Remove all values within one list from another list? [duplicate]

Solution 1:

>>> a = range(1, 10)
>>> [x for x in a if x not in [2, 3, 7]]
[1, 4, 5, 6, 8, 9]

Solution 2:

I was looking for fast way to do the subject, so I made some experiments with suggested ways. And I was surprised by results, so I want to share it with you.

Experiments were done using pythonbenchmark tool and with

a = range(1,50000) # Source list
b = range(1,15000) # Items to remove

Results:

 def comprehension(a, b):
     return [x for x in a if x not in b]

5 tries, average time 12.8 sec

def filter_function(a, b):
    return filter(lambda x: x not in b, a)

5 tries, average time 12.6 sec

def modification(a,b):
    for x in b:
        try:
            a.remove(x)
        except ValueError:
            pass
    return a

5 tries, average time 0.27 sec

def set_approach(a,b):
    return list(set(a)-set(b))

5 tries, average time 0.0057 sec

Also I made another measurement with bigger inputs size for the last two functions

a = range(1,500000)
b = range(1,100000)

And the results:

For modification (remove method) - average time is 252 seconds For set approach - average time is 0.75 seconds

So you can see that approach with sets is significantly faster than others. Yes, it doesn't keep similar items, but if you don't need it - it's for you. And there is almost no difference between list comprehension and using filter function. Using 'remove' is ~50 times faster, but it modifies source list. And the best choice is using sets - it's more than 1000 times faster than list comprehension!

Solution 3:

If you don't have repeated values, you could use set difference.

x = set(range(10))
y = x - set([2, 3, 7])
# y = set([0, 1, 4, 5, 6, 8, 9])

and then convert back to list, if needed.

Solution 4:

a = range(1,10)
itemsToRemove = set([2, 3, 7])
b = filter(lambda x: x not in itemsToRemove, a)

or

b = [x for x in a if x not in itemsToRemove]

Don't create the set inside the lambda or inside the comprehension. If you do, it'll be recreated on every iteration, defeating the point of using a set at all.

Solution 5:

The simplest way is

>>> a = range(1, 10)
>>> for x in [2, 3, 7]:
...  a.remove(x)
... 
>>> a
[1, 4, 5, 6, 8, 9]

One possible problem here is that each time you call remove(), all the items are shuffled down the list to fill the hole. So if a grows very large this will end up being quite slow.

This way builds a brand new list. The advantage is that we avoid all the shuffling of the first approach

>>> removeset = set([2, 3, 7])
>>> a = [x for x in a if x not in removeset]

If you want to modify a in place, just one small change is required

>>> removeset = set([2, 3, 7])
>>> a[:] = [x for x in a if x not in removeset]

### Short exercise 1
In the thread on removing one list's values from another, what average time did the set approach take with the bigger inputs?

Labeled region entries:
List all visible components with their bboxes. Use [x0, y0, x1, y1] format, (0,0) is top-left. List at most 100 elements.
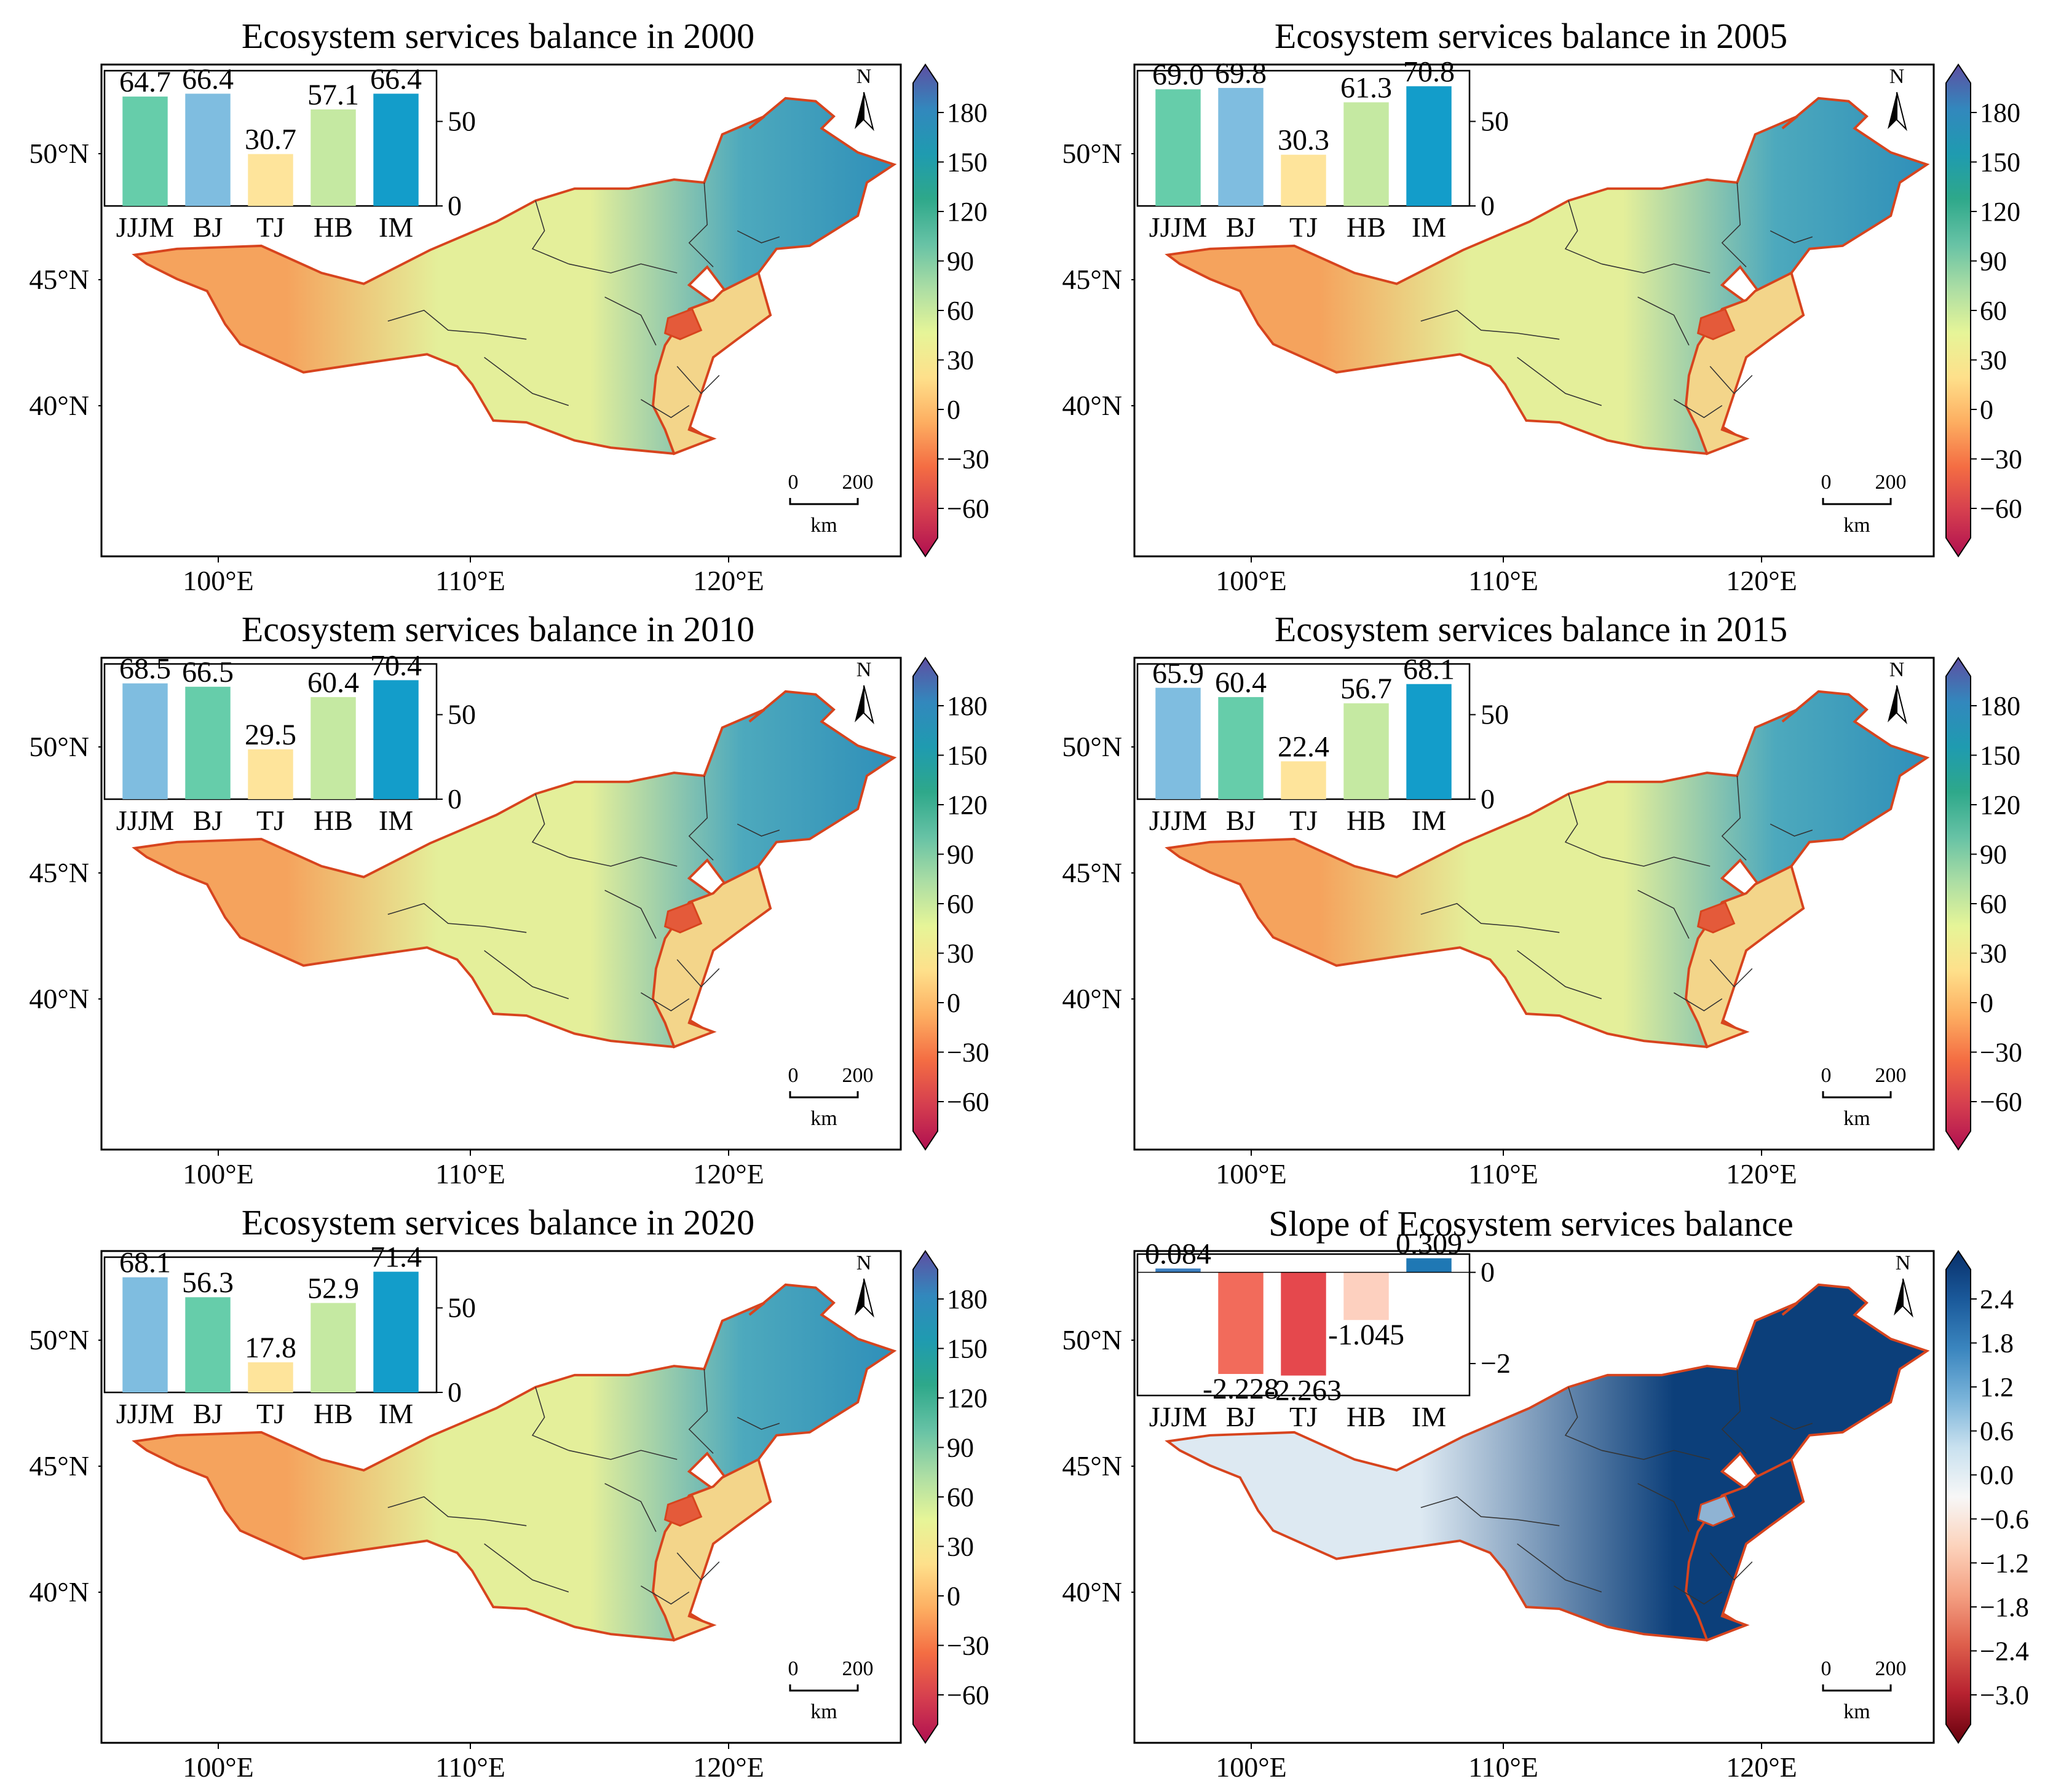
district-boundary	[737, 230, 780, 243]
district-boundary	[1673, 992, 1723, 1012]
colorbar-tick-label: 120	[947, 197, 987, 227]
inset-data-label: 30.7	[245, 124, 296, 156]
inset-bar-tj	[248, 1362, 293, 1392]
inset-data-label: 70.4	[370, 649, 422, 682]
lat-label: 40°N	[29, 390, 89, 421]
inset-category-label: BJ	[1226, 1401, 1256, 1432]
inset-data-label: 57.1	[307, 79, 359, 111]
colorbar-tick-label: 0.0	[1980, 1460, 2014, 1490]
colorbar-tick-label: −30	[947, 1038, 989, 1068]
colorbar-tick-label: 30	[947, 1532, 974, 1562]
colorbar-tick-label: 90	[947, 247, 974, 277]
panel-title: Ecosystem services balance in 2020	[242, 1202, 754, 1242]
colorbar-tick-label: −1.2	[1980, 1548, 2029, 1578]
inset-category-label: TJ	[1289, 805, 1318, 836]
inset-category-label: IM	[379, 805, 413, 836]
panel-title: Ecosystem services balance in 2015	[1275, 609, 1787, 649]
district-boundary	[1637, 296, 1690, 345]
inset-data-label: 66.4	[182, 63, 234, 95]
north-label: N	[1889, 65, 1905, 88]
scalebar-distance: 200	[1875, 471, 1907, 494]
inset-category-label: IM	[1412, 1401, 1446, 1432]
district-boundary	[1601, 263, 1711, 274]
scalebar-distance: 200	[842, 1657, 874, 1680]
inset-ytick-label: 0	[1481, 1257, 1495, 1288]
inset-bar-chart: 50 0 68.5 JJJM 66.5 BJ 29.5 TJ 60.4 HB 70.4 IM	[103, 649, 476, 836]
lat-label: 45°N	[29, 1450, 89, 1482]
map-area	[1165, 690, 1930, 1049]
north-label: N	[856, 65, 872, 88]
inset-bar-hb	[1343, 102, 1389, 206]
scalebar-zero: 0	[788, 1657, 799, 1680]
inset-category-label: BJ	[193, 211, 223, 243]
map-panel-5: Ecosystem services balance in 2020 50°N 45…	[29, 1202, 989, 1783]
colorbar-tick-label: 120	[1980, 790, 2020, 820]
region-beijing	[663, 901, 703, 934]
inset-bar-im	[373, 93, 419, 206]
district-boundary	[1770, 1416, 1813, 1430]
inset-category-label: BJ	[1226, 211, 1256, 243]
north-arrow-icon	[863, 92, 874, 132]
district-boundary	[1601, 856, 1711, 867]
colorbar-tick-label: 180	[1980, 98, 2020, 128]
colorbar-tick-label: −1.8	[1980, 1592, 2029, 1622]
lon-label: 110°E	[435, 565, 505, 596]
inset-category-label: BJ	[193, 805, 223, 836]
lat-label: 50°N	[1062, 731, 1122, 762]
inset-bar-im	[1406, 86, 1452, 206]
inset-category-label: HB	[314, 1398, 353, 1429]
inset-category-label: JJJM	[116, 1398, 175, 1429]
colorbar-tick-label: 180	[947, 98, 987, 128]
lat-label: 50°N	[29, 1324, 89, 1356]
inset-ytick-label: 0	[448, 190, 462, 221]
north-arrow-icon	[855, 685, 864, 722]
inset-bar-hb	[311, 1303, 356, 1392]
inset-data-label: 29.5	[245, 719, 296, 751]
inset-data-label: 0.084	[1145, 1237, 1211, 1270]
colorbar-tick-label: 120	[947, 1383, 987, 1413]
colorbar-tick-label: 0	[947, 395, 960, 425]
inset-bar-tj	[1281, 761, 1326, 799]
inset-category-label: HB	[1347, 805, 1386, 836]
colorbar	[1945, 657, 1971, 1151]
colorbar-tick-label: 90	[1980, 247, 2007, 277]
inset-bar-chart: 50 0 64.7 JJJM 66.4 BJ 30.7 TJ 57.1 HB 66.4 IM	[103, 63, 476, 243]
district-boundary	[387, 902, 527, 933]
colorbar-tick-label: 0	[947, 988, 960, 1018]
colorbar-tick-label: 60	[947, 1482, 974, 1512]
colorbar-tick-label: 180	[947, 1284, 987, 1314]
inset-data-label: 69.8	[1215, 57, 1267, 90]
north-arrow-icon	[855, 92, 864, 129]
district-boundary	[1673, 399, 1723, 419]
lon-label: 100°E	[1216, 1751, 1287, 1783]
lat-label: 45°N	[1062, 264, 1122, 295]
inset-category-label: JJJM	[1149, 211, 1208, 243]
inset-data-label: 52.9	[307, 1273, 359, 1305]
scalebar-zero: 0	[1821, 1657, 1832, 1680]
district-boundary	[1420, 309, 1560, 340]
inset-ytick-label: 0	[1481, 783, 1495, 815]
north-label: N	[1896, 1252, 1911, 1274]
scalebar-unit: km	[810, 1700, 837, 1723]
district-boundary	[1709, 1552, 1753, 1581]
inset-bar-chart: 50 0 68.1 JJJM 56.3 BJ 17.8 TJ 52.9 HB 71.4 IM	[103, 1241, 476, 1429]
lon-label: 120°E	[693, 565, 764, 596]
colorbar-tick-label: 60	[947, 296, 974, 326]
lat-label: 40°N	[29, 983, 89, 1014]
district-boundary	[531, 1387, 569, 1451]
inset-bar-bj	[1218, 88, 1264, 206]
scalebar-unit: km	[1843, 1107, 1870, 1130]
colorbar-tick-label: 150	[947, 1334, 987, 1364]
lat-label: 40°N	[29, 1576, 89, 1608]
lon-label: 110°E	[1468, 1751, 1538, 1783]
map-area	[1165, 97, 1930, 456]
inset-bar-hb	[311, 697, 356, 799]
colorbar-tick-label: 90	[947, 840, 974, 870]
district-boundary	[737, 823, 780, 837]
panel-title: Ecosystem services balance in 2000	[242, 16, 754, 56]
colorbar-tick-label: −60	[947, 494, 989, 524]
scalebar-zero: 0	[1821, 471, 1832, 494]
map-panel-1: Ecosystem services balance in 2000 50°N 45…	[29, 16, 989, 596]
lon-label: 120°E	[693, 1751, 764, 1783]
colorbar-tick-label: 1.8	[1980, 1328, 2014, 1359]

### Short exercise 2
Rewrite the rows of the labeled region entries, starting at the row that contains "230, 780, 243]" and ending at the row that contains "86, 1452, 206]", with "district-boundary" replaced by "county-boundary" and everything else unchanged. Give only those rows.

### Solution 1
0.75 seconds

### Solution 2
county-boundary	[737, 230, 780, 243]
county-boundary	[1673, 992, 1723, 1012]
colorbar-tick-label: 120	[947, 197, 987, 227]
inset-data-label: 30.7	[245, 124, 296, 156]
inset-bar-tj	[248, 1362, 293, 1392]
inset-data-label: 70.4	[370, 649, 422, 682]
lat-label: 40°N	[29, 390, 89, 421]
inset-category-label: BJ	[1226, 1401, 1256, 1432]
inset-data-label: 57.1	[307, 79, 359, 111]
colorbar-tick-label: 0.0	[1980, 1460, 2014, 1490]
colorbar-tick-label: −30	[947, 1038, 989, 1068]
colorbar-tick-label: 30	[947, 1532, 974, 1562]
colorbar-tick-label: 90	[947, 247, 974, 277]
panel-title: Ecosystem services balance in 2020	[242, 1202, 754, 1242]
colorbar-tick-label: −1.2	[1980, 1548, 2029, 1578]
inset-category-label: TJ	[1289, 805, 1318, 836]
inset-category-label: IM	[379, 805, 413, 836]
panel-title: Ecosystem services balance in 2015	[1275, 609, 1787, 649]
county-boundary	[1637, 296, 1690, 345]
inset-data-label: 66.4	[182, 63, 234, 95]
north-label: N	[1889, 65, 1905, 88]
scalebar-distance: 200	[1875, 471, 1907, 494]
inset-category-label: IM	[1412, 1401, 1446, 1432]
county-boundary	[1601, 263, 1711, 274]
scalebar-distance: 200	[842, 1657, 874, 1680]
inset-ytick-label: 0	[1481, 1257, 1495, 1288]
inset-bar-chart: 50 0 68.5 JJJM 66.5 BJ 29.5 TJ 60.4 HB 70.4 IM	[103, 649, 476, 836]
lat-label: 45°N	[29, 1450, 89, 1482]
map-area	[1165, 690, 1930, 1049]
north-label: N	[856, 65, 872, 88]
inset-bar-hb	[1343, 102, 1389, 206]
scalebar-zero: 0	[788, 1657, 799, 1680]
inset-category-label: BJ	[193, 211, 223, 243]
map-panel-5: Ecosystem services balance in 2020 50°N 45…	[29, 1202, 989, 1783]
colorbar-tick-label: 120	[1980, 790, 2020, 820]
region-beijing	[663, 901, 703, 934]
inset-bar-im	[373, 93, 419, 206]
county-boundary	[1770, 1416, 1813, 1430]
inset-category-label: BJ	[1226, 211, 1256, 243]
north-arrow-icon	[863, 92, 874, 132]
county-boundary	[1601, 856, 1711, 867]
colorbar-tick-label: 180	[1980, 98, 2020, 128]
colorbar-tick-label: −1.8	[1980, 1592, 2029, 1622]
lon-label: 110°E	[435, 565, 505, 596]
inset-category-label: BJ	[193, 805, 223, 836]
lat-label: 50°N	[1062, 731, 1122, 762]
inset-bar-im	[1406, 86, 1452, 206]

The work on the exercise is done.